Word for word, quote all of the material, omitting the pictures.

>> begin Data for this exercise

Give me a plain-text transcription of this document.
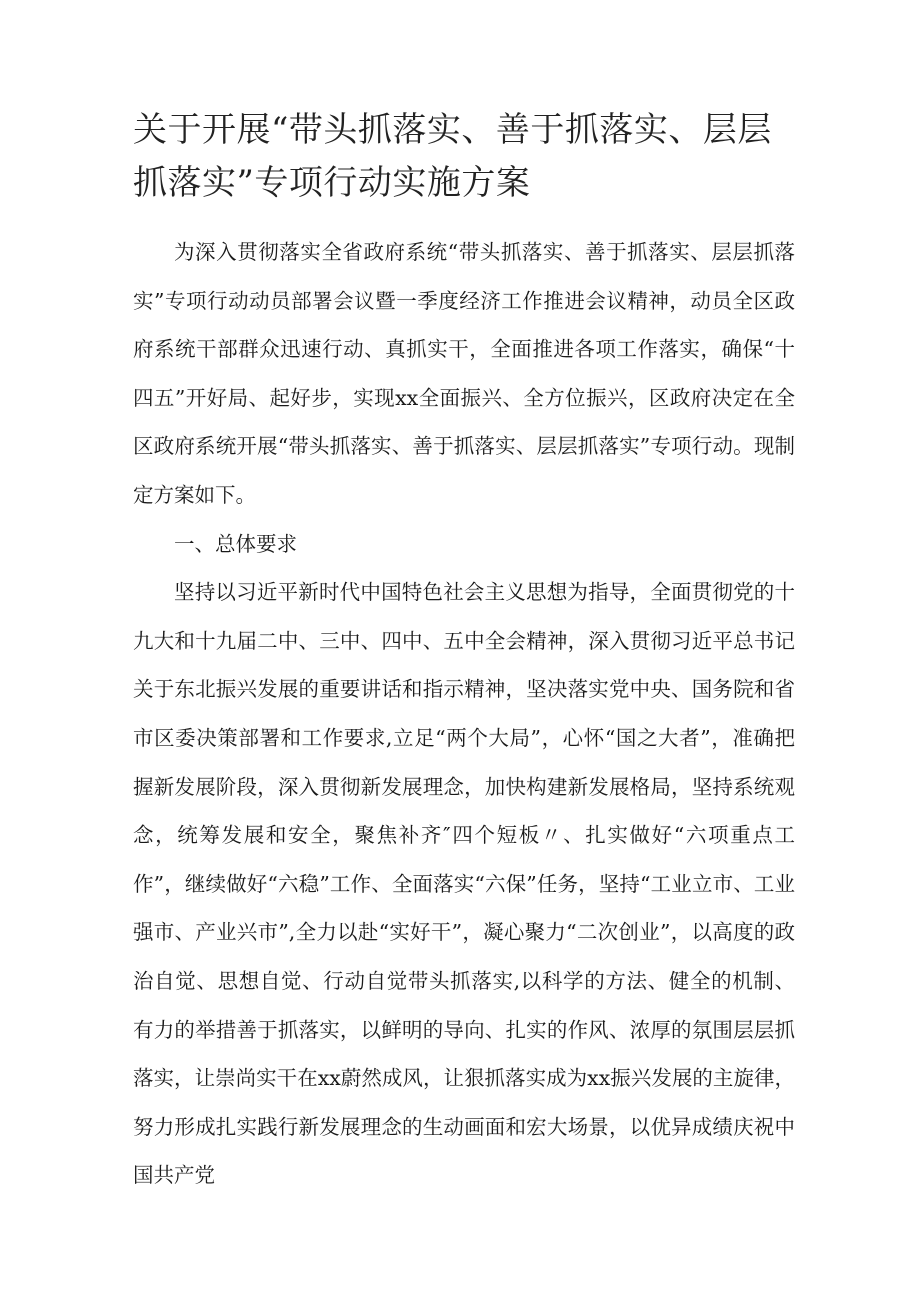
关于开展“带头抓落实、善于抓落实、层层抓落实”专项行动实施方案

为深入贯彻落实全省政府系统“带头抓落实、善于抓落实、层层抓落实”专项行动动员部署会议暨一季度经济工作推进会议精神，动员全区政府系统干部群众迅速行动、真抓实干，全面推进各项工作落实，确保“十四五”开好局、起好步，实现xx全面振兴、全方位振兴，区政府决定在全区政府系统开展“带头抓落实、善于抓落实、层层抓落实”专项行动。现制定方案如下。

一、总体要求

坚持以习近平新时代中国特色社会主义思想为指导，全面贯彻党的十九大和十九届二中、三中、四中、五中全会精神，深入贯彻习近平总书记关于东北振兴发展的重要讲话和指示精神，坚决落实党中央、国务院和省市区委决策部署和工作要求,立足“两个大局”，心怀“国之大者”，准确把握新发展阶段，深入贯彻新发展理念，加快构建新发展格局，坚持系统观念，统筹发展和安全，聚焦补齐″四个短板〃、扎实做好“六项重点工作”，继续做好“六稳”工作、全面落实“六保”任务，坚持“工业立市、工业强市、产业兴市”,全力以赴“实好干”，凝心聚力“二次创业”，以高度的政治自觉、思想自觉、行动自觉带头抓落实,以科学的方法、健全的机制、有力的举措善于抓落实，以鲜明的导向、扎实的作风、浓厚的氛围层层抓落实，让崇尚实干在xx蔚然成风，让狠抓落实成为xx振兴发展的主旋律，努力形成扎实践行新发展理念的生动画面和宏大场景，以优异成绩庆祝中国共产党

>> end Data for this exercise

▶ **Full answer**:
Give me a plain-text transcription of this document.
关于开展“带头抓落实、善于抓落实、层层抓落实”专项行动实施方案

为深入贯彻落实全省政府系统“带头抓落实、善于抓落实、层层抓落实”专项行动动员部署会议暨一季度经济工作推进会议精神，动员全区政府系统干部群众迅速行动、真抓实干，全面推进各项工作落实，确保“十四五”开好局、起好步，实现xx全面振兴、全方位振兴，区政府决定在全区政府系统开展“带头抓落实、善于抓落实、层层抓落实”专项行动。现制定方案如下。

一、总体要求

坚持以习近平新时代中国特色社会主义思想为指导，全面贯彻党的十九大和十九届二中、三中、四中、五中全会精神，深入贯彻习近平总书记关于东北振兴发展的重要讲话和指示精神，坚决落实党中央、国务院和省市区委决策部署和工作要求,立足“两个大局”，心怀“国之大者”，准确把握新发展阶段，深入贯彻新发展理念，加快构建新发展格局，坚持系统观念，统筹发展和安全，聚焦补齐″四个短板〃、扎实做好“六项重点工作”，继续做好“六稳”工作、全面落实“六保”任务，坚持“工业立市、工业强市、产业兴市”,全力以赴“实好干”，凝心聚力“二次创业”，以高度的政治自觉、思想自觉、行动自觉带头抓落实,以科学的方法、健全的机制、有力的举措善于抓落实，以鲜明的导向、扎实的作风、浓厚的氛围层层抓落实，让崇尚实干在xx蔚然成风，让狠抓落实成为xx振兴发展的主旋律，努力形成扎实践行新发展理念的生动画面和宏大场景，以优异成绩庆祝中国共产党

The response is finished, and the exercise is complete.